## [WHAT THIS TASK INVOLVES]
Report back each line of the records that contains the string "ΗΙΚΤΟ".

(Entries taken from a collection)

-=-=-

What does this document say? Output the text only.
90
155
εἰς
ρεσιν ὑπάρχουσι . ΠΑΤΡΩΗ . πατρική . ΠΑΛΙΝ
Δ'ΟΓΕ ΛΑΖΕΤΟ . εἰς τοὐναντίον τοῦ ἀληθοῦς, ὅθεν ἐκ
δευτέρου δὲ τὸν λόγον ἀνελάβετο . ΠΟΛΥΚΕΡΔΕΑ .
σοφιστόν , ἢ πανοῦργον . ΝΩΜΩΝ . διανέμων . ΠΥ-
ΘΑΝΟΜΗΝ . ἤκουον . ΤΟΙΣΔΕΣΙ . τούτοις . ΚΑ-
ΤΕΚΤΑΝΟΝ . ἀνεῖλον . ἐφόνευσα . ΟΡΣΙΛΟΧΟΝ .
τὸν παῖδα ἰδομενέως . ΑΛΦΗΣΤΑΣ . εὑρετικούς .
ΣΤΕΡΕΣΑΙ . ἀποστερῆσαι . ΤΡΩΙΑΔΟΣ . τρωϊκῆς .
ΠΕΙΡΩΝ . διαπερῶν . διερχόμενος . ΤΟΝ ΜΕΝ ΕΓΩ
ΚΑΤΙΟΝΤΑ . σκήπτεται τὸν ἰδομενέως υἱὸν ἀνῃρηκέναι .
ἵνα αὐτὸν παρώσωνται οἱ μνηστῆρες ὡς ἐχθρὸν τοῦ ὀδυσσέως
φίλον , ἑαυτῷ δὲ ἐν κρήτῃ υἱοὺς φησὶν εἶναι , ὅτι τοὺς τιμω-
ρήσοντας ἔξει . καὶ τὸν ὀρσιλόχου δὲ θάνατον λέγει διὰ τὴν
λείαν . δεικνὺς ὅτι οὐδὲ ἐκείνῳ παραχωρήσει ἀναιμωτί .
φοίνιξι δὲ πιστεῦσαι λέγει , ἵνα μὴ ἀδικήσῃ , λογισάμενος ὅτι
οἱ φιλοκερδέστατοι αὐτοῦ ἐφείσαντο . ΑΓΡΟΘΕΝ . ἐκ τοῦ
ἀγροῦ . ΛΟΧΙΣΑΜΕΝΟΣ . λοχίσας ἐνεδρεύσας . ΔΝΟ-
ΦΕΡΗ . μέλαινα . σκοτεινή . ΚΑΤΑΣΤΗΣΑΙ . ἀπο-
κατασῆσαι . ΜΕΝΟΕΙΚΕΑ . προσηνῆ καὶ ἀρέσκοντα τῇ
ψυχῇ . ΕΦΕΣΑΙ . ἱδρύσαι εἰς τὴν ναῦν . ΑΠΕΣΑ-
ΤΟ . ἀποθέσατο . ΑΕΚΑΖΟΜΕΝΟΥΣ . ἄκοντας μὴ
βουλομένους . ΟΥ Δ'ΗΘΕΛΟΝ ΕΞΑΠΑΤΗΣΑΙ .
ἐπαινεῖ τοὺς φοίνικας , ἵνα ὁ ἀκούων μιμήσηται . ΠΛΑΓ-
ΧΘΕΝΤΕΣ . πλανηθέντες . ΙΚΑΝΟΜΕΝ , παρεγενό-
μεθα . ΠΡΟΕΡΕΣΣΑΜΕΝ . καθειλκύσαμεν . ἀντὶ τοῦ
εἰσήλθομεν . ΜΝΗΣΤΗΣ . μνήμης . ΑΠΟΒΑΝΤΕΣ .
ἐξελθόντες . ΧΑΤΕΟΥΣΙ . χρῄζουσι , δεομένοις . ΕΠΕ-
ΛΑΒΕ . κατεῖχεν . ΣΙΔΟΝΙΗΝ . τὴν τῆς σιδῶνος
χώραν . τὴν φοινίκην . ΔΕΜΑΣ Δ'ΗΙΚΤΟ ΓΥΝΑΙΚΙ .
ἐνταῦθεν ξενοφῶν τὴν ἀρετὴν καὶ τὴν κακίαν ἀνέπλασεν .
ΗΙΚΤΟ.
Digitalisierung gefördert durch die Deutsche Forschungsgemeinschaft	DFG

-=-=-

## [WRITTEN RESPONSE]
χώραν . τὴν φοινίκην . ΔΕΜΑΣ Δ'ΗΙΚΤΟ ΓΥΝΑΙΚΙ .
ΗΙΚΤΟ.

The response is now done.